[Problem statement]
Look for the word "Rechnungen" in the entries below, then copy every line that has it.

§ §

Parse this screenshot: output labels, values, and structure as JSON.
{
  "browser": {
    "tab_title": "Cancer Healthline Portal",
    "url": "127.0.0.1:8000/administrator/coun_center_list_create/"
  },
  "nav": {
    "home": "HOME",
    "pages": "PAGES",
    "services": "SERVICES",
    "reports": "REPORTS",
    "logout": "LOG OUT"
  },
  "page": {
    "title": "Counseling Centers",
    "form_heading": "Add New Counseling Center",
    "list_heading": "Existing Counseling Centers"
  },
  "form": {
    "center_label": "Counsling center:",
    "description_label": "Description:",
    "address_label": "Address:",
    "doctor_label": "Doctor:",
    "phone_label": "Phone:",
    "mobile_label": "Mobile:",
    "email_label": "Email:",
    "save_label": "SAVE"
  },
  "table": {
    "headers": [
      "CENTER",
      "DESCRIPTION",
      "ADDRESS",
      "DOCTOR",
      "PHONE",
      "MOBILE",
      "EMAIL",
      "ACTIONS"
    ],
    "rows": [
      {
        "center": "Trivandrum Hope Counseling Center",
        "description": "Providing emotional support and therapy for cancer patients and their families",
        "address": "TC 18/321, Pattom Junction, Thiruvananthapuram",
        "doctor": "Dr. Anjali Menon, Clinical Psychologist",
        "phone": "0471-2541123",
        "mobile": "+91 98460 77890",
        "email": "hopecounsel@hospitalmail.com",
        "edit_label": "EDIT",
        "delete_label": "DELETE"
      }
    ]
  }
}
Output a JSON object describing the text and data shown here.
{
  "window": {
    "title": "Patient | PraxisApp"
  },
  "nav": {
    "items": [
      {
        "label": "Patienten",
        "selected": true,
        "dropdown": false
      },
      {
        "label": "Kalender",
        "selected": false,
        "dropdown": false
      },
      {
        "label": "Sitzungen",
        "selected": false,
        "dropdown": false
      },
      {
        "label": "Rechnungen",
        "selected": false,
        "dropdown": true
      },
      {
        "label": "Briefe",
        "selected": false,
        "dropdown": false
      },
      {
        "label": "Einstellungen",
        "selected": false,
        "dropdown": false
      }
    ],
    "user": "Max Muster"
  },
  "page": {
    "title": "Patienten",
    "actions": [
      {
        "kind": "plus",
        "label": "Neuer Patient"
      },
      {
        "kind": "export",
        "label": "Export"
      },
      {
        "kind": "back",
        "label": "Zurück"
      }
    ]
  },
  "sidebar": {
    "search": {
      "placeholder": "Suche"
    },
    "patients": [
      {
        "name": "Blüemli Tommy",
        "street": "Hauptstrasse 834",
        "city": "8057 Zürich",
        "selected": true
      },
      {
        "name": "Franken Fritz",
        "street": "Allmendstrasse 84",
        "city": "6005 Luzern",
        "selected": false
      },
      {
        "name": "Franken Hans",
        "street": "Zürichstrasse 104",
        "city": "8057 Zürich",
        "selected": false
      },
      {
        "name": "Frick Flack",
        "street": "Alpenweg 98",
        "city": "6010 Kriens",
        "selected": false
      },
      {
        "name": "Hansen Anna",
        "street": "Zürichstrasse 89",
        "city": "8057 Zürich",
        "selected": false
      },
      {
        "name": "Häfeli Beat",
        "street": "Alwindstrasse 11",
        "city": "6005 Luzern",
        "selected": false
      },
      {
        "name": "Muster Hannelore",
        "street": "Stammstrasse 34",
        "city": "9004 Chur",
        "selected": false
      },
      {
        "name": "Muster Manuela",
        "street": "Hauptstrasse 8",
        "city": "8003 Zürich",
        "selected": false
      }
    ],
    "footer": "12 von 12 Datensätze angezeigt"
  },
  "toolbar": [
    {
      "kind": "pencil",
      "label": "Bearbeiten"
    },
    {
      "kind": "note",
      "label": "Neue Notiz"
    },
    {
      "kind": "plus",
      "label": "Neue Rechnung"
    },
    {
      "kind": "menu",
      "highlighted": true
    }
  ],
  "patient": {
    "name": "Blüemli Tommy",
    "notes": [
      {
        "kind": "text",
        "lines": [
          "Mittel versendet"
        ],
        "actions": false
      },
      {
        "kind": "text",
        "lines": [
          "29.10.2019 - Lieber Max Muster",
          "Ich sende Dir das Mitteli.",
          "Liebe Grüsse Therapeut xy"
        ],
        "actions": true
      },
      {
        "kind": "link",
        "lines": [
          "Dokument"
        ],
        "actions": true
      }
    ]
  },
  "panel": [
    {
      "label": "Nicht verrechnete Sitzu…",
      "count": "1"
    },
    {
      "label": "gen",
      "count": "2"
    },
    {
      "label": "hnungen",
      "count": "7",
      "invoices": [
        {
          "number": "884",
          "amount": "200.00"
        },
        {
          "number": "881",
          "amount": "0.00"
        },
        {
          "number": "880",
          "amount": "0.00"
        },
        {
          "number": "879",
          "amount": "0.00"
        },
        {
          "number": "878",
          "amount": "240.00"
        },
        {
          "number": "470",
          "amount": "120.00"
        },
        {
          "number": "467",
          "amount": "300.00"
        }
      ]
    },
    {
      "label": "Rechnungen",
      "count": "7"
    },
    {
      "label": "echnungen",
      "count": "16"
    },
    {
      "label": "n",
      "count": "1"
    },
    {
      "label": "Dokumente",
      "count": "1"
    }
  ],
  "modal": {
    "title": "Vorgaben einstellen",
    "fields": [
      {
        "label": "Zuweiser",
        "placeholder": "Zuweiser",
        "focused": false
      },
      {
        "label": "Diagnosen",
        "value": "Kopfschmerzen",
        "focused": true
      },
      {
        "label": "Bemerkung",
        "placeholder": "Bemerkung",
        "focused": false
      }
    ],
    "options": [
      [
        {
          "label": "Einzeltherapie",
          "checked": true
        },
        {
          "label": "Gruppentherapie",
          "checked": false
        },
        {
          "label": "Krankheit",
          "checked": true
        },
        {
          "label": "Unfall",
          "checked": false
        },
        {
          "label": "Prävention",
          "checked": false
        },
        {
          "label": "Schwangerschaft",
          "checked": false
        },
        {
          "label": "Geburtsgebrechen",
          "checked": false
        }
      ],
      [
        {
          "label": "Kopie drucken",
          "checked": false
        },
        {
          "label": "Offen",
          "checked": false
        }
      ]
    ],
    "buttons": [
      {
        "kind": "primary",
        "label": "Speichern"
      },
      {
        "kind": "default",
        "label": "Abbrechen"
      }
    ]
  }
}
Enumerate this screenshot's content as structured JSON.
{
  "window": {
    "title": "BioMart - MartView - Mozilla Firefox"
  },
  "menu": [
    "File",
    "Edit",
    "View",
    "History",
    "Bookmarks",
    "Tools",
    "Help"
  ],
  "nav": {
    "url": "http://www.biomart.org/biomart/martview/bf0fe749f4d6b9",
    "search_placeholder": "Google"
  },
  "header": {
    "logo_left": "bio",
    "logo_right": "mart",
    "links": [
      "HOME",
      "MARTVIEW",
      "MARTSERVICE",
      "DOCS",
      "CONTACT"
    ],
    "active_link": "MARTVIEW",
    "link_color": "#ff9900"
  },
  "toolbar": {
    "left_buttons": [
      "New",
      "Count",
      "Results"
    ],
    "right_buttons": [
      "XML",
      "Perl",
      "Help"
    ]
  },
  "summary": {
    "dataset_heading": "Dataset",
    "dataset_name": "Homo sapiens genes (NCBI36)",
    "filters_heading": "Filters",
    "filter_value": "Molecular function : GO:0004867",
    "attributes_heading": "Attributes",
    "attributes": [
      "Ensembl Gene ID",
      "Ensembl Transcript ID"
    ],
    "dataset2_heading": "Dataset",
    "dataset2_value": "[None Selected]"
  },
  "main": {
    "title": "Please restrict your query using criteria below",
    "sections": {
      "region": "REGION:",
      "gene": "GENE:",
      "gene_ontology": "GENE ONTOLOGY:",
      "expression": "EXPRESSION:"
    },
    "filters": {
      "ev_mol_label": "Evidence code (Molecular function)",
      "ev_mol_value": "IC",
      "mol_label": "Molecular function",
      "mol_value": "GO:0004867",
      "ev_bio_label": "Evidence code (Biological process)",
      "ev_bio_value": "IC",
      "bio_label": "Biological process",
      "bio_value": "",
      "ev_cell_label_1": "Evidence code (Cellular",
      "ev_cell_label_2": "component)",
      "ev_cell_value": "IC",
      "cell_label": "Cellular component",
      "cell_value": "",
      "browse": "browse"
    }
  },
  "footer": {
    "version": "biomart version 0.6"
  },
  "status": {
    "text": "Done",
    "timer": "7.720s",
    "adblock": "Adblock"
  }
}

§ §

[Response area]
        "label": "Rechnungen",
      "label": "Rechnungen",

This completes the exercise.